--- BEGIN ---

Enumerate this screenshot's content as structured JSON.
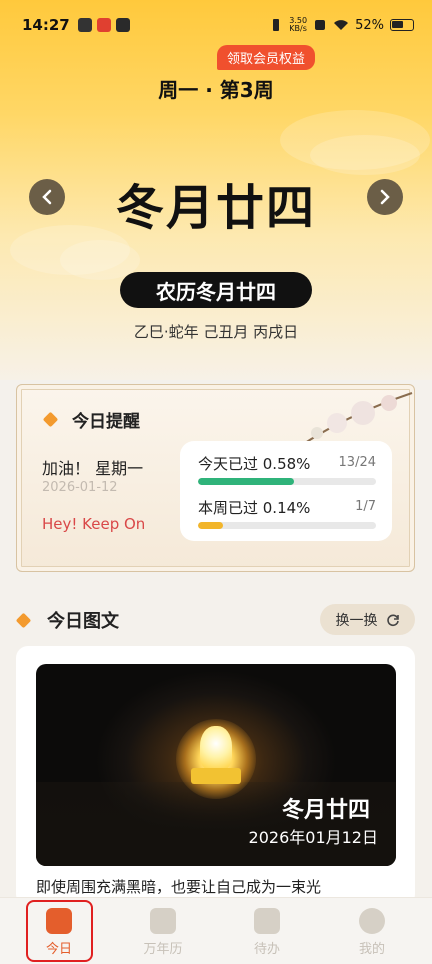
{
  "status": {
    "time": "14:27",
    "net_speed": "3.50\nKB/s",
    "battery": "52%"
  },
  "header": {
    "vip_label": "领取会员权益",
    "week_text": "周一 · 第3周"
  },
  "date": {
    "big": "冬月廿四",
    "lunar_pill": "农历冬月廿四",
    "ganzhi": "乙巳·蛇年 己丑月 丙戌日"
  },
  "reminder": {
    "title": "今日提醒",
    "cheer": "加油！ 星期一",
    "date": "2026-01-12",
    "keep": "Hey! Keep On",
    "progress": [
      {
        "label": "今天已过 0.58%",
        "frac": "13/24",
        "value": 0.58,
        "color": "#2fb37a"
      },
      {
        "label": "本周已过 0.14%",
        "frac": "1/7",
        "value": 0.14,
        "color": "#f2b52a"
      }
    ]
  },
  "article": {
    "title": "今日图文",
    "swap_label": "换一换",
    "image_title": "冬月廿四",
    "image_date": "2026年01月12日",
    "caption": "即使周围充满黑暗，也要让自己成为一束光"
  },
  "tabs": [
    {
      "label": "今日",
      "icon": "today-icon"
    },
    {
      "label": "万年历",
      "icon": "calendar-icon"
    },
    {
      "label": "待办",
      "icon": "todo-icon"
    },
    {
      "label": "我的",
      "icon": "profile-icon"
    }
  ],
  "colors": {
    "accent": "#e45e2c",
    "vip": "#f0502e",
    "hero": "#ffc93c"
  }
}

--- END ---

What you need to do
Output the lines above in full and exactly as given, omitting any pictures.

Written solution
Enumerate this screenshot's content as structured JSON.
{
  "status": {
    "time": "14:27",
    "net_speed": "3.50\nKB/s",
    "battery": "52%"
  },
  "header": {
    "vip_label": "领取会员权益",
    "week_text": "周一 · 第3周"
  },
  "date": {
    "big": "冬月廿四",
    "lunar_pill": "农历冬月廿四",
    "ganzhi": "乙巳·蛇年 己丑月 丙戌日"
  },
  "reminder": {
    "title": "今日提醒",
    "cheer": "加油！ 星期一",
    "date": "2026-01-12",
    "keep": "Hey! Keep On",
    "progress": [
      {
        "label": "今天已过 0.58%",
        "frac": "13/24",
        "value": 0.58,
        "color": "#2fb37a"
      },
      {
        "label": "本周已过 0.14%",
        "frac": "1/7",
        "value": 0.14,
        "color": "#f2b52a"
      }
    ]
  },
  "article": {
    "title": "今日图文",
    "swap_label": "换一换",
    "image_title": "冬月廿四",
    "image_date": "2026年01月12日",
    "caption": "即使周围充满黑暗，也要让自己成为一束光"
  },
  "tabs": [
    {
      "label": "今日",
      "icon": "today-icon"
    },
    {
      "label": "万年历",
      "icon": "calendar-icon"
    },
    {
      "label": "待办",
      "icon": "todo-icon"
    },
    {
      "label": "我的",
      "icon": "profile-icon"
    }
  ],
  "colors": {
    "accent": "#e45e2c",
    "vip": "#f0502e",
    "hero": "#ffc93c"
  }
}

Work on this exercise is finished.